- **Working data**
+++
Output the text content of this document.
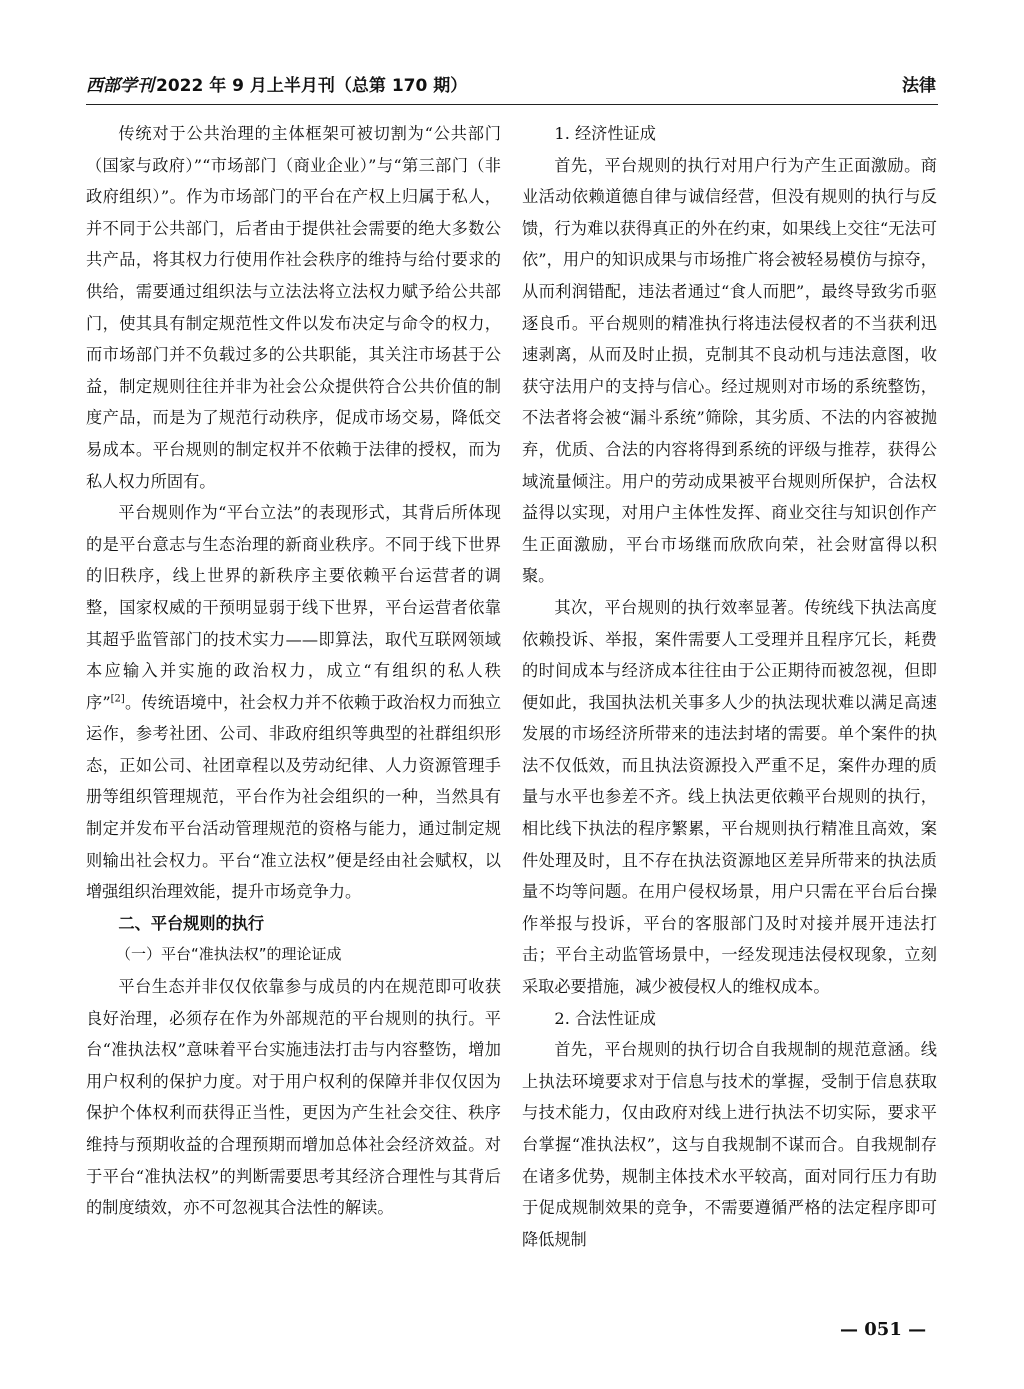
西部学刊 2022 年 9 月上半月刊（总第 170 期）	法律

传统对于公共治理的主体框架可被切割为“公共部门（国家与政府）”“市场部门（商业企业）”与“第三部门（非政府组织）”。作为市场部门的平台在产权上归属于私人，并不同于公共部门，后者由于提供社会需要的绝大多数公共产品，将其权力行使用作社会秩序的维持与给付要求的供给，需要通过组织法与立法法将立法权力赋予给公共部门，使其具有制定规范性文件以发布决定与命令的权力，而市场部门并不负载过多的公共职能，其关注市场甚于公益，制定规则往往并非为社会公众提供符合公共价值的制度产品，而是为了规范行动秩序，促成市场交易，降低交易成本。平台规则的制定权并不依赖于法律的授权，而为私人权力所固有。

平台规则作为“平台立法”的表现形式，其背后所体现的是平台意志与生态治理的新商业秩序。不同于线下世界的旧秩序，线上世界的新秩序主要依赖平台运营者的调整，国家权威的干预明显弱于线下世界，平台运营者依靠其超乎监管部门的技术实力——即算法，取代互联网领域本应输入并实施的政治权力，成立“有组织的私人秩序”[2]。传统语境中，社会权力并不依赖于政治权力而独立运作，参考社团、公司、非政府组织等典型的社群组织形态，正如公司、社团章程以及劳动纪律、人力资源管理手册等组织管理规范，平台作为社会组织的一种，当然具有制定并发布平台活动管理规范的资格与能力，通过制定规则输出社会权力。平台“准立法权”便是经由社会赋权，以增强组织治理效能，提升市场竞争力。

二、平台规则的执行

（一）平台“准执法权”的理论证成

平台生态并非仅仅依靠参与成员的内在规范即可收获良好治理，必须存在作为外部规范的平台规则的执行。平台“准执法权”意味着平台实施违法打击与内容整饬，增加用户权利的保护力度。对于用户权利的保障并非仅仅因为保护个体权利而获得正当性，更因为产生社会交往、秩序维持与预期收益的合理预期而增加总体社会经济效益。对于平台“准执法权”的判断需要思考其经济合理性与其背后的制度绩效，亦不可忽视其合法性的解读。

1. 经济性证成

首先，平台规则的执行对用户行为产生正面激励。商业活动依赖道德自律与诚信经营，但没有规则的执行与反馈，行为难以获得真正的外在约束，如果线上交往“无法可依”，用户的知识成果与市场推广将会被轻易模仿与掠夺，从而利润错配，违法者通过“食人而肥”，最终导致劣币驱逐良币。平台规则的精准执行将违法侵权者的不当获利迅速剥离，从而及时止损，克制其不良动机与违法意图，收获守法用户的支持与信心。经过规则对市场的系统整饬，不法者将会被“漏斗系统”筛除，其劣质、不法的内容被抛弃，优质、合法的内容将得到系统的评级与推荐，获得公域流量倾注。用户的劳动成果被平台规则所保护，合法权益得以实现，对用户主体性发挥、商业交往与知识创作产生正面激励，平台市场继而欣欣向荣，社会财富得以积聚。

其次，平台规则的执行效率显著。传统线下执法高度依赖投诉、举报，案件需要人工受理并且程序冗长，耗费的时间成本与经济成本往往由于公正期待而被忽视，但即便如此，我国执法机关事多人少的执法现状难以满足高速发展的市场经济所带来的违法封堵的需要。单个案件的执法不仅低效，而且执法资源投入严重不足，案件办理的质量与水平也参差不齐。线上执法更依赖平台规则的执行，相比线下执法的程序繁累，平台规则执行精准且高效，案件处理及时，且不存在执法资源地区差异所带来的执法质量不均等问题。在用户侵权场景，用户只需在平台后台操作举报与投诉，平台的客服部门及时对接并展开违法打击；平台主动监管场景中，一经发现违法侵权现象，立刻采取必要措施，减少被侵权人的维权成本。

2. 合法性证成

首先，平台规则的执行切合自我规制的规范意涵。线上执法环境要求对于信息与技术的掌握，受制于信息获取与技术能力，仅由政府对线上进行执法不切实际，要求平台掌握“准执法权”，这与自我规制不谋而合。自我规制存在诸多优势，规制主体技术水平较高，面对同行压力有助于促成规制效果的竞争，不需要遵循严格的法定程序即可降低规制

— 051 —
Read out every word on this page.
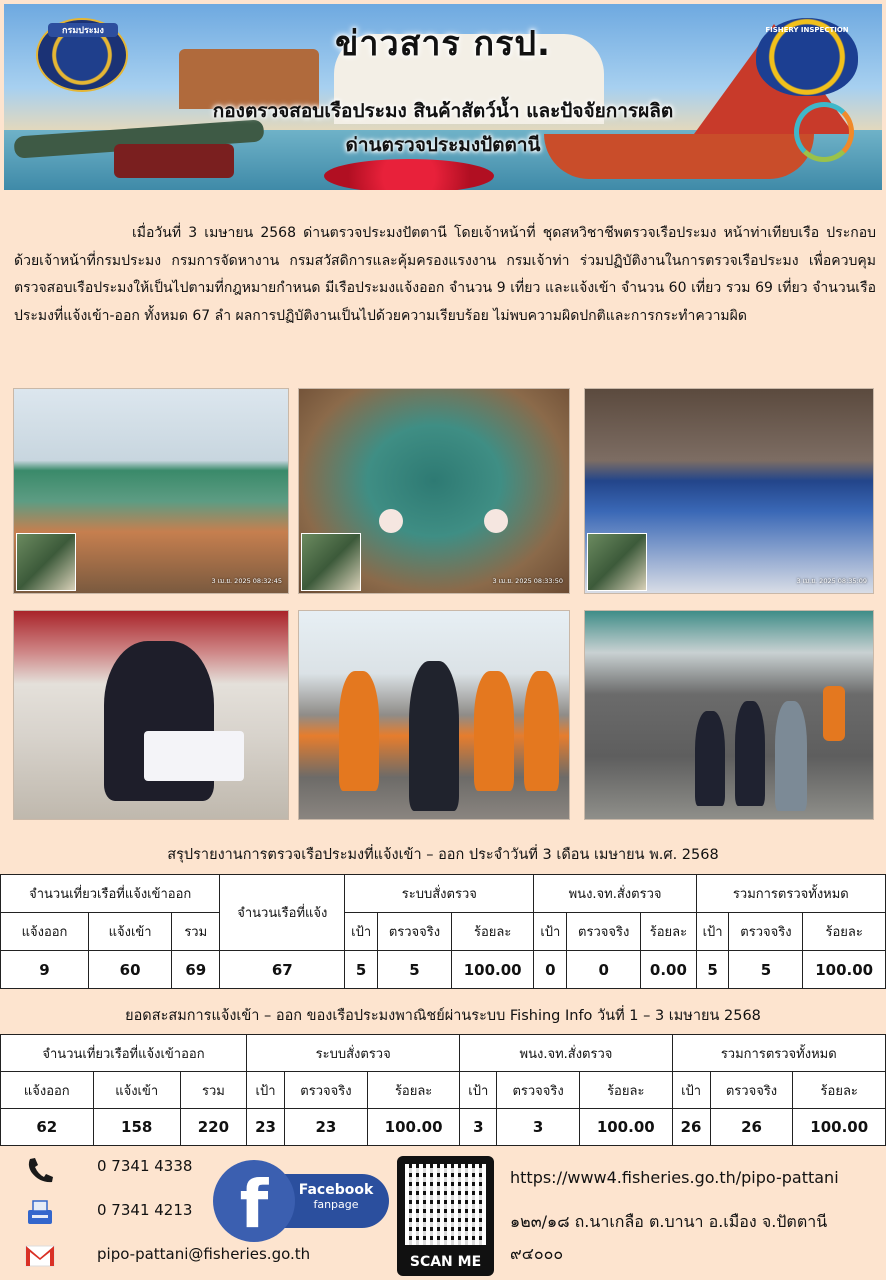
กรมประมง	FISHERY INSPECTION
ข่าวสาร กรป.
กองตรวจสอบเรือประมง สินค้าสัตว์น้ำ และปัจจัยการผลิต
ด่านตรวจประมงปัตตานี

เมื่อวันที่ 3 เมษายน 2568 ด่านตรวจประมงปัตตานี โดยเจ้าหน้าที่ ชุดสหวิชาชีพตรวจเรือประมง หน้าท่าเทียบเรือ ประกอบด้วยเจ้าหน้าที่กรมประมง กรมการจัดหางาน กรมสวัสดิการและคุ้มครองแรงงาน กรมเจ้าท่า ร่วมปฏิบัติงานในการตรวจเรือประมง เพื่อควบคุม ตรวจสอบเรือประมงให้เป็นไปตามที่กฎหมายกำหนด มีเรือประมงแจ้งออก จำนวน 9 เที่ยว และแจ้งเข้า จำนวน 60 เที่ยว รวม 69 เที่ยว จำนวนเรือประมงที่แจ้งเข้า-ออก ทั้งหมด 67 ลำ ผลการปฏิบัติงานเป็นไปด้วยความเรียบร้อย ไม่พบความผิดปกติและการกระทำความผิด

3 เม.ย. 2025 08:32:45	3 เม.ย. 2025 08:33:50	3 เม.ย. 2025 08:35:09
สรุปรายงานการตรวจเรือประมงที่แจ้งเข้า – ออก ประจำวันที่ 3 เดือน เมษายน พ.ศ. 2568
จำนวนเที่ยวเรือที่แจ้งเข้าออก			จำนวนเรือที่แจ้ง	ระบบสั่งตรวจ			พนง.จท.สั่งตรวจ			รวมการตรวจทั้งหมด		
แจ้งออก	แจ้งเข้า	รวม		เป้า	ตรวจจริง	ร้อยละ	เป้า	ตรวจจริง	ร้อยละ	เป้า	ตรวจจริง	ร้อยละ
9	60	69	67	5	5	100.00	0	0	0.00	5	5	100.00
ยอดสะสมการแจ้งเข้า – ออก ของเรือประมงพาณิชย์ผ่านระบบ Fishing Info วันที่ 1 – 3 เมษายน 2568
จำนวนเที่ยวเรือที่แจ้งเข้าออก			ระบบสั่งตรวจ			พนง.จท.สั่งตรวจ			รวมการตรวจทั้งหมด		
แจ้งออก	แจ้งเข้า	รวม	เป้า	ตรวจจริง	ร้อยละ	เป้า	ตรวจจริง	ร้อยละ	เป้า	ตรวจจริง	ร้อยละ
62	158	220	23	23	100.00	3	3	100.00	26	26	100.00
0 7341 4338
0 7341 4213
pipo-pattani@fisheries.go.th
Facebook
fanpage
f
SCAN ME
https://www4.fisheries.go.th/pipo-pattani
๑๒๓/๑๘ ถ.นาเกลือ ต.บานา อ.เมือง จ.ปัตตานี
๙๔๐๐๐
+++
- **What the task asks**
Repeat the entries exactly and keep the pictures out of the copy.

- **Result for this task**
Output the text content of this document.
西部学刊 2022 年 9 月上半月刊（总第 170 期）	法律

传统对于公共治理的主体框架可被切割为“公共部门（国家与政府）”“市场部门（商业企业）”与“第三部门（非政府组织）”。作为市场部门的平台在产权上归属于私人，并不同于公共部门，后者由于提供社会需要的绝大多数公共产品，将其权力行使用作社会秩序的维持与给付要求的供给，需要通过组织法与立法法将立法权力赋予给公共部门，使其具有制定规范性文件以发布决定与命令的权力，而市场部门并不负载过多的公共职能，其关注市场甚于公益，制定规则往往并非为社会公众提供符合公共价值的制度产品，而是为了规范行动秩序，促成市场交易，降低交易成本。平台规则的制定权并不依赖于法律的授权，而为私人权力所固有。

平台规则作为“平台立法”的表现形式，其背后所体现的是平台意志与生态治理的新商业秩序。不同于线下世界的旧秩序，线上世界的新秩序主要依赖平台运营者的调整，国家权威的干预明显弱于线下世界，平台运营者依靠其超乎监管部门的技术实力——即算法，取代互联网领域本应输入并实施的政治权力，成立“有组织的私人秩序”[2]。传统语境中，社会权力并不依赖于政治权力而独立运作，参考社团、公司、非政府组织等典型的社群组织形态，正如公司、社团章程以及劳动纪律、人力资源管理手册等组织管理规范，平台作为社会组织的一种，当然具有制定并发布平台活动管理规范的资格与能力，通过制定规则输出社会权力。平台“准立法权”便是经由社会赋权，以增强组织治理效能，提升市场竞争力。

二、平台规则的执行

（一）平台“准执法权”的理论证成

平台生态并非仅仅依靠参与成员的内在规范即可收获良好治理，必须存在作为外部规范的平台规则的执行。平台“准执法权”意味着平台实施违法打击与内容整饬，增加用户权利的保护力度。对于用户权利的保障并非仅仅因为保护个体权利而获得正当性，更因为产生社会交往、秩序维持与预期收益的合理预期而增加总体社会经济效益。对于平台“准执法权”的判断需要思考其经济合理性与其背后的制度绩效，亦不可忽视其合法性的解读。

1. 经济性证成

首先，平台规则的执行对用户行为产生正面激励。商业活动依赖道德自律与诚信经营，但没有规则的执行与反馈，行为难以获得真正的外在约束，如果线上交往“无法可依”，用户的知识成果与市场推广将会被轻易模仿与掠夺，从而利润错配，违法者通过“食人而肥”，最终导致劣币驱逐良币。平台规则的精准执行将违法侵权者的不当获利迅速剥离，从而及时止损，克制其不良动机与违法意图，收获守法用户的支持与信心。经过规则对市场的系统整饬，不法者将会被“漏斗系统”筛除，其劣质、不法的内容被抛弃，优质、合法的内容将得到系统的评级与推荐，获得公域流量倾注。用户的劳动成果被平台规则所保护，合法权益得以实现，对用户主体性发挥、商业交往与知识创作产生正面激励，平台市场继而欣欣向荣，社会财富得以积聚。

其次，平台规则的执行效率显著。传统线下执法高度依赖投诉、举报，案件需要人工受理并且程序冗长，耗费的时间成本与经济成本往往由于公正期待而被忽视，但即便如此，我国执法机关事多人少的执法现状难以满足高速发展的市场经济所带来的违法封堵的需要。单个案件的执法不仅低效，而且执法资源投入严重不足，案件办理的质量与水平也参差不齐。线上执法更依赖平台规则的执行，相比线下执法的程序繁累，平台规则执行精准且高效，案件处理及时，且不存在执法资源地区差异所带来的执法质量不均等问题。在用户侵权场景，用户只需在平台后台操作举报与投诉，平台的客服部门及时对接并展开违法打击；平台主动监管场景中，一经发现违法侵权现象，立刻采取必要措施，减少被侵权人的维权成本。

2. 合法性证成

首先，平台规则的执行切合自我规制的规范意涵。线上执法环境要求对于信息与技术的掌握，受制于信息获取与技术能力，仅由政府对线上进行执法不切实际，要求平台掌握“准执法权”，这与自我规制不谋而合。自我规制存在诸多优势，规制主体技术水平较高，面对同行压力有助于促成规制效果的竞争，不需要遵循严格的法定程序即可降低规制

— 051 —
Read out every word on this page.
กรมประมง	FISHERY INSPECTION
ข่าวสาร กรป.
กองตรวจสอบเรือประมง สินค้าสัตว์น้ำ และปัจจัยการผลิต
ด่านตรวจประมงปัตตานี

เมื่อวันที่ 3 เมษายน 2568 ด่านตรวจประมงปัตตานี โดยเจ้าหน้าที่ ชุดสหวิชาชีพตรวจเรือประมง หน้าท่าเทียบเรือ ประกอบด้วยเจ้าหน้าที่กรมประมง กรมการจัดหางาน กรมสวัสดิการและคุ้มครองแรงงาน กรมเจ้าท่า ร่วมปฏิบัติงานในการตรวจเรือประมง เพื่อควบคุม ตรวจสอบเรือประมงให้เป็นไปตามที่กฎหมายกำหนด มีเรือประมงแจ้งออก จำนวน 9 เที่ยว และแจ้งเข้า จำนวน 60 เที่ยว รวม 69 เที่ยว จำนวนเรือประมงที่แจ้งเข้า-ออก ทั้งหมด 67 ลำ ผลการปฏิบัติงานเป็นไปด้วยความเรียบร้อย ไม่พบความผิดปกติและการกระทำความผิด

3 เม.ย. 2025 08:32:45	3 เม.ย. 2025 08:33:50	3 เม.ย. 2025 08:35:09
สรุปรายงานการตรวจเรือประมงที่แจ้งเข้า – ออก ประจำวันที่ 3 เดือน เมษายน พ.ศ. 2568
จำนวนเที่ยวเรือที่แจ้งเข้าออก			จำนวนเรือที่แจ้ง	ระบบสั่งตรวจ			พนง.จท.สั่งตรวจ			รวมการตรวจทั้งหมด		
แจ้งออก	แจ้งเข้า	รวม		เป้า	ตรวจจริง	ร้อยละ	เป้า	ตรวจจริง	ร้อยละ	เป้า	ตรวจจริง	ร้อยละ
9	60	69	67	5	5	100.00	0	0	0.00	5	5	100.00
ยอดสะสมการแจ้งเข้า – ออก ของเรือประมงพาณิชย์ผ่านระบบ Fishing Info วันที่ 1 – 3 เมษายน 2568
จำนวนเที่ยวเรือที่แจ้งเข้าออก			ระบบสั่งตรวจ			พนง.จท.สั่งตรวจ			รวมการตรวจทั้งหมด		
แจ้งออก	แจ้งเข้า	รวม	เป้า	ตรวจจริง	ร้อยละ	เป้า	ตรวจจริง	ร้อยละ	เป้า	ตรวจจริง	ร้อยละ
62	158	220	23	23	100.00	3	3	100.00	26	26	100.00
0 7341 4338
0 7341 4213
pipo-pattani@fisheries.go.th
Facebook
fanpage
f
SCAN ME
https://www4.fisheries.go.th/pipo-pattani
๑๒๓/๑๘ ถ.นาเกลือ ต.บานา อ.เมือง จ.ปัตตานี
๙๔๐๐๐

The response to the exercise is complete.